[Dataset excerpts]

↓

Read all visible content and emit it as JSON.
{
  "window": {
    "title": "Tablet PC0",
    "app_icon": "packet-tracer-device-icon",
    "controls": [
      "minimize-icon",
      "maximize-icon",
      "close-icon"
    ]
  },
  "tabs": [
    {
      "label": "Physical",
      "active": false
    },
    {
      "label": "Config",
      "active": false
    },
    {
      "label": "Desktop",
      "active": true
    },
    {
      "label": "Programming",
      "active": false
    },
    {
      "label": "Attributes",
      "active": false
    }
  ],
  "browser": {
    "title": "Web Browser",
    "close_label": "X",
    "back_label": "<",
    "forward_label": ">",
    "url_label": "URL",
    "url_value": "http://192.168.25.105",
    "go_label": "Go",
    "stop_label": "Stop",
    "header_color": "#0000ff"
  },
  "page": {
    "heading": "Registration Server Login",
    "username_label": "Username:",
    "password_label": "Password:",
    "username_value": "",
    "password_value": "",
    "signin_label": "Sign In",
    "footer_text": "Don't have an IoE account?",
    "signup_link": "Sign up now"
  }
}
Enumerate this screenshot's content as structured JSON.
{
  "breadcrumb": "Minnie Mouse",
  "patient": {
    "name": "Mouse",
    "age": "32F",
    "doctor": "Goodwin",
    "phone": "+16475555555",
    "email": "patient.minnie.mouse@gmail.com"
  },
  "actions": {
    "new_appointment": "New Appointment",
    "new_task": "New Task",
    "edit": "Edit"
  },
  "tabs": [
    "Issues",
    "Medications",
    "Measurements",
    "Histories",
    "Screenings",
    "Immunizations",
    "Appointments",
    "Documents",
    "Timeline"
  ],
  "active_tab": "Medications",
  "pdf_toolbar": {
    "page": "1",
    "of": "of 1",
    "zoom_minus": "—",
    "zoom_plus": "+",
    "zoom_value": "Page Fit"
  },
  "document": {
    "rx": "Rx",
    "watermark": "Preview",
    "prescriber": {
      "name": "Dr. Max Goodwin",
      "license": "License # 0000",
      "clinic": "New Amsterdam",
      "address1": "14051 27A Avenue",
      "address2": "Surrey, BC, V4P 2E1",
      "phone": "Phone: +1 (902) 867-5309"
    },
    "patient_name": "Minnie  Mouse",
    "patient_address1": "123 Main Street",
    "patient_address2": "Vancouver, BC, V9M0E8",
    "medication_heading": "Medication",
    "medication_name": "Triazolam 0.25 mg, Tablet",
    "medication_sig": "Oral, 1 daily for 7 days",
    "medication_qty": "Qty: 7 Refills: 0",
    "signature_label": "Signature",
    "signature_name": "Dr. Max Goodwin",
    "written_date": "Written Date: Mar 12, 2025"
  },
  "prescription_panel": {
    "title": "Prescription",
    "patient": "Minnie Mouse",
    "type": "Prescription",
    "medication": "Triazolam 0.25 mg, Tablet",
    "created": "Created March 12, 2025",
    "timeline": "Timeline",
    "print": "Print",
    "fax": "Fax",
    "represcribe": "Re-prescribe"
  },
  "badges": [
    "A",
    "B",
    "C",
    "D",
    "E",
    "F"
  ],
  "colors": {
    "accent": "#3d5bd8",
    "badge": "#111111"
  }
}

↑
↓

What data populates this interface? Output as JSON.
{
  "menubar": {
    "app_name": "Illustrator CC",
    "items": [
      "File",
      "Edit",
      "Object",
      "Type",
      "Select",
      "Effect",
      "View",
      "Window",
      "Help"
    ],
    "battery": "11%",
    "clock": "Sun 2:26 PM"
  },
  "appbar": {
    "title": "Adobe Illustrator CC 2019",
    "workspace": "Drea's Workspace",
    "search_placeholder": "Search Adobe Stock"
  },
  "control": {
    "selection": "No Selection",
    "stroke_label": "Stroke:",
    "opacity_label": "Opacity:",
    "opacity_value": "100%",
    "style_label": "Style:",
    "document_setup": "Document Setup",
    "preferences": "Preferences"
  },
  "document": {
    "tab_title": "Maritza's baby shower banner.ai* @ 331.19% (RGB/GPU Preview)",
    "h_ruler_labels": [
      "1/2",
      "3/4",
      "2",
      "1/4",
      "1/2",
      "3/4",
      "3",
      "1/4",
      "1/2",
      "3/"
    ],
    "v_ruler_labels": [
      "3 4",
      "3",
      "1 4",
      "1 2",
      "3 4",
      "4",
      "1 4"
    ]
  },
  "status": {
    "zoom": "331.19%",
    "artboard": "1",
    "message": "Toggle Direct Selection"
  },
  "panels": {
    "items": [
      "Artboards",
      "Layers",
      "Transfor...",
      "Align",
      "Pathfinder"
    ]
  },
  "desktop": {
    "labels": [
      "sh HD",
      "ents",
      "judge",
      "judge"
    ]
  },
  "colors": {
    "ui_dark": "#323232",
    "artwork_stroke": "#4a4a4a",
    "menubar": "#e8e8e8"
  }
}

↑

**Task brief:** Every line that holds the word "Illustrator" should be extracted.

**Final result:**
    "app_name": "Illustrator CC",
    "title": "Adobe Illustrator CC 2019",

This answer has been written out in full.